» TASK DETAILS: Report each line of the data that has "Mean" somewhere in it.

» DATA TO USE:
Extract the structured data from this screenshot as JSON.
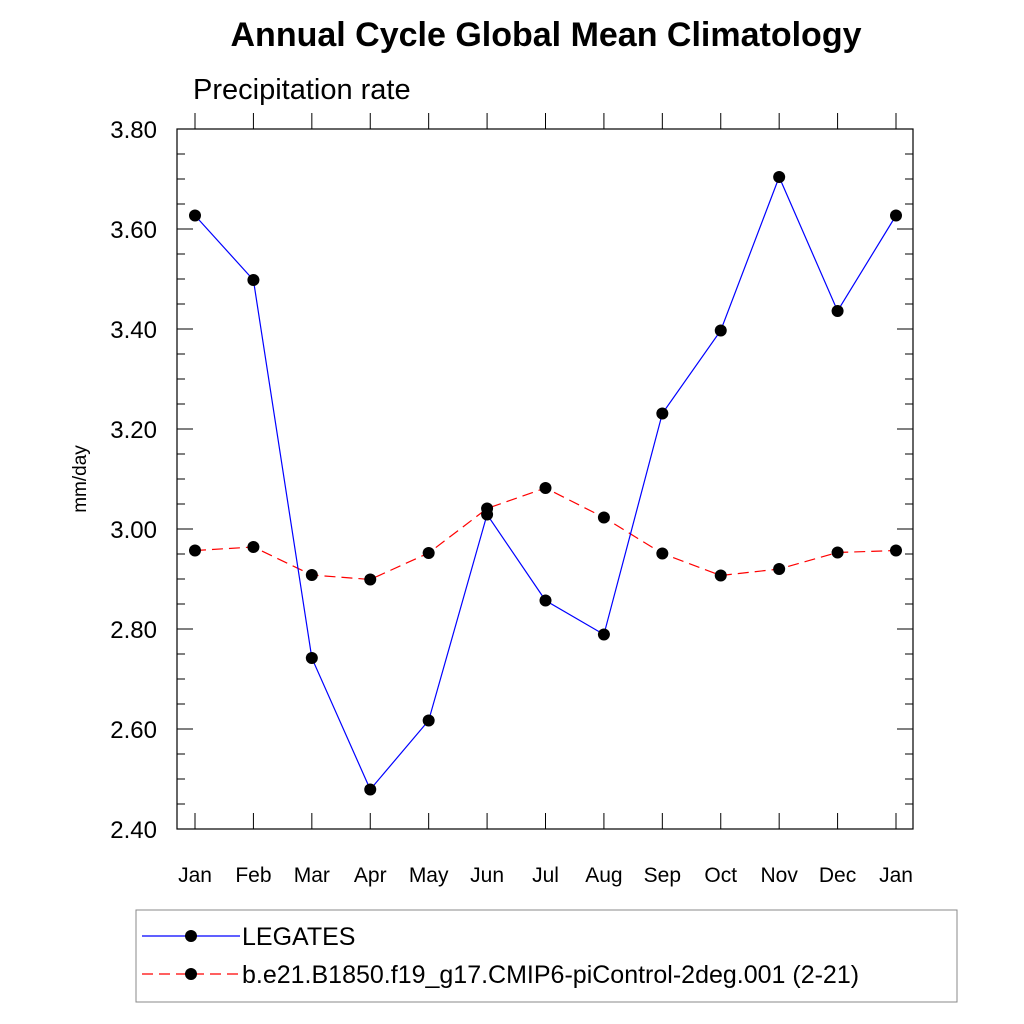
{
  "title": "Annual Cycle Global Mean Climatology",
  "subtitle": "Precipitation rate",
  "chart_data": {
    "type": "line",
    "title": "Annual Cycle Global Mean Climatology",
    "subtitle": "Precipitation rate",
    "xlabel": "",
    "ylabel": "mm/day",
    "categories": [
      "Jan",
      "Feb",
      "Mar",
      "Apr",
      "May",
      "Jun",
      "Jul",
      "Aug",
      "Sep",
      "Oct",
      "Nov",
      "Dec",
      "Jan"
    ],
    "ylim": [
      2.4,
      3.8
    ],
    "yticks": [
      2.4,
      2.6,
      2.8,
      3.0,
      3.2,
      3.4,
      3.6,
      3.8
    ],
    "ytick_labels": [
      "2.40",
      "2.60",
      "2.80",
      "3.00",
      "3.20",
      "3.40",
      "3.60",
      "3.80"
    ],
    "series": [
      {
        "name": "LEGATES",
        "color": "#0000ff",
        "line_style": "solid",
        "marker": "filled-circle",
        "values": [
          3.627,
          3.498,
          2.742,
          2.479,
          2.617,
          3.029,
          2.857,
          2.789,
          3.231,
          3.397,
          3.704,
          3.436,
          3.627
        ]
      },
      {
        "name": "b.e21.B1850.f19_g17.CMIP6-piControl-2deg.001 (2-21)",
        "color": "#ff0000",
        "line_style": "dashed",
        "marker": "filled-circle",
        "values": [
          2.957,
          2.964,
          2.908,
          2.899,
          2.952,
          3.041,
          3.082,
          3.023,
          2.951,
          2.907,
          2.92,
          2.953,
          2.957
        ]
      }
    ],
    "legend_position": "bottom",
    "grid": false
  }
}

» RESPONSE TO THE TASK:
  "title": "Annual Cycle Global Mean Climatology",
    "title": "Annual Cycle Global Mean Climatology",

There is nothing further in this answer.